* **Requirements**
Go through the listing below and gather every line with the word "描画テンプレート".

* **Exercise data**
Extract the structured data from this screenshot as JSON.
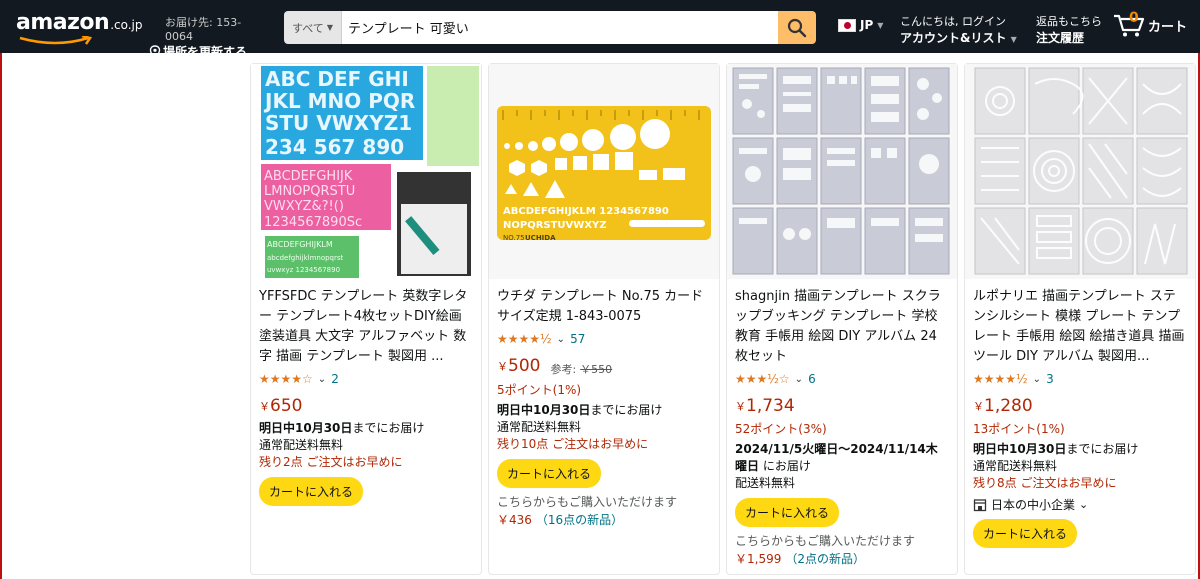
{
  "header": {
    "logo_text": "amazon",
    "logo_tld": ".co.jp",
    "deliver_line1": "お届け先: 153-0064",
    "deliver_line2": "場所を更新する",
    "search_category": "すべて",
    "search_value": "テンプレート 可愛い",
    "lang": "JP",
    "account_line1": "こんにちは, ログイン",
    "account_line2": "アカウント&リスト",
    "orders_line1": "返品もこちら",
    "orders_line2": "注文履歴",
    "cart_count": "0",
    "cart_label": "カート"
  },
  "products": [
    {
      "title": "YFFSFDC テンプレート 英数字レター テンプレート4枚セットDIY絵画塗装道具 大文字 アルファベット 数字 描画 テンプレート 製図用 ...",
      "stars": "★★★★☆",
      "rating_count": "2",
      "price_symbol": "￥",
      "price": "650",
      "delivery_bold": "明日中10月30日",
      "delivery_rest": "までにお届け",
      "shipping": "通常配送料無料",
      "stock": "残り2点 ご注文はお早めに",
      "cart_button": "カートに入れる"
    },
    {
      "title": "ウチダ テンプレート No.75 カードサイズ定規 1-843-0075",
      "stars": "★★★★½",
      "rating_count": "57",
      "price_symbol": "￥",
      "price": "500",
      "ref_label": "参考:",
      "ref_price": "￥550",
      "points": "5ポイント(1%)",
      "delivery_bold": "明日中10月30日",
      "delivery_rest": "までにお届け",
      "shipping": "通常配送料無料",
      "stock": "残り10点 ご注文はお早めに",
      "cart_button": "カートに入れる",
      "other_text": "こちらからもご購入いただけます",
      "other_price": "￥436",
      "other_link": "（16点の新品）"
    },
    {
      "title": "shagnjin 描画テンプレート スクラップブッキング テンプレート 学校 教育 手帳用 絵図 DIY アルバム 24枚セット",
      "stars": "★★★½☆",
      "rating_count": "6",
      "price_symbol": "￥",
      "price": "1,734",
      "points": "52ポイント(3%)",
      "delivery_bold": "2024/11/5火曜日～2024/11/14木曜日",
      "delivery_rest": "にお届け",
      "shipping": "配送料無料",
      "cart_button": "カートに入れる",
      "other_text": "こちらからもご購入いただけます",
      "other_price": "￥1,599",
      "other_link": "（2点の新品）"
    },
    {
      "title": "ルポナリエ 描画テンプレート ステンシルシート 模様 プレート テンプレート 手帳用 絵図 絵描き道具 描画ツール DIY アルバム 製図用...",
      "stars": "★★★★½",
      "rating_count": "3",
      "price_symbol": "￥",
      "price": "1,280",
      "points": "13ポイント(1%)",
      "delivery_bold": "明日中10月30日",
      "delivery_rest": "までにお届け",
      "shipping": "通常配送料無料",
      "stock": "残り8点 ご注文はお早めに",
      "small_business": "日本の中小企業",
      "cart_button": "カートに入れる"
    }
  ],
  "images": {
    "p1": {
      "row1": "ABC DEF GHI",
      "row2": "JKL MNO PQR",
      "row3": "STU VWXYZ1",
      "row4": "234 567 890",
      "pink1": "ABCDEFGHIJK",
      "pink2": "LMNOPQRSTU",
      "pink3": "VWXYZ&?!()",
      "pink4": "1234567890Sc",
      "green1": "ABCDEFGHIJKLM",
      "green2": "abcdefghijklmnopqrst",
      "green3": "uvwxyz 1234567890"
    },
    "p2": {
      "letters": "ABCDEFGHIJKLM 1234567890",
      "letters2": "NOPQRSTUVWXYZ",
      "model": "NO.75",
      "brand": "UCHIDA"
    }
  },
  "colors": {
    "header_bg": "#131921",
    "search_btn": "#febd69",
    "cart_btn": "#ffd814",
    "price": "#b12704",
    "link": "#007185",
    "star": "#de7921"
  }
}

* **Completed exercise**
      "title": "shagnjin 描画テンプレート スクラップブッキング テンプレート 学校 教育 手帳用 絵図 DIY アルバム 24枚セット",
      "title": "ルポナリエ 描画テンプレート ステンシルシート 模様 プレート テンプレート 手帳用 絵図 絵描き道具 描画ツール DIY アルバム 製図用...",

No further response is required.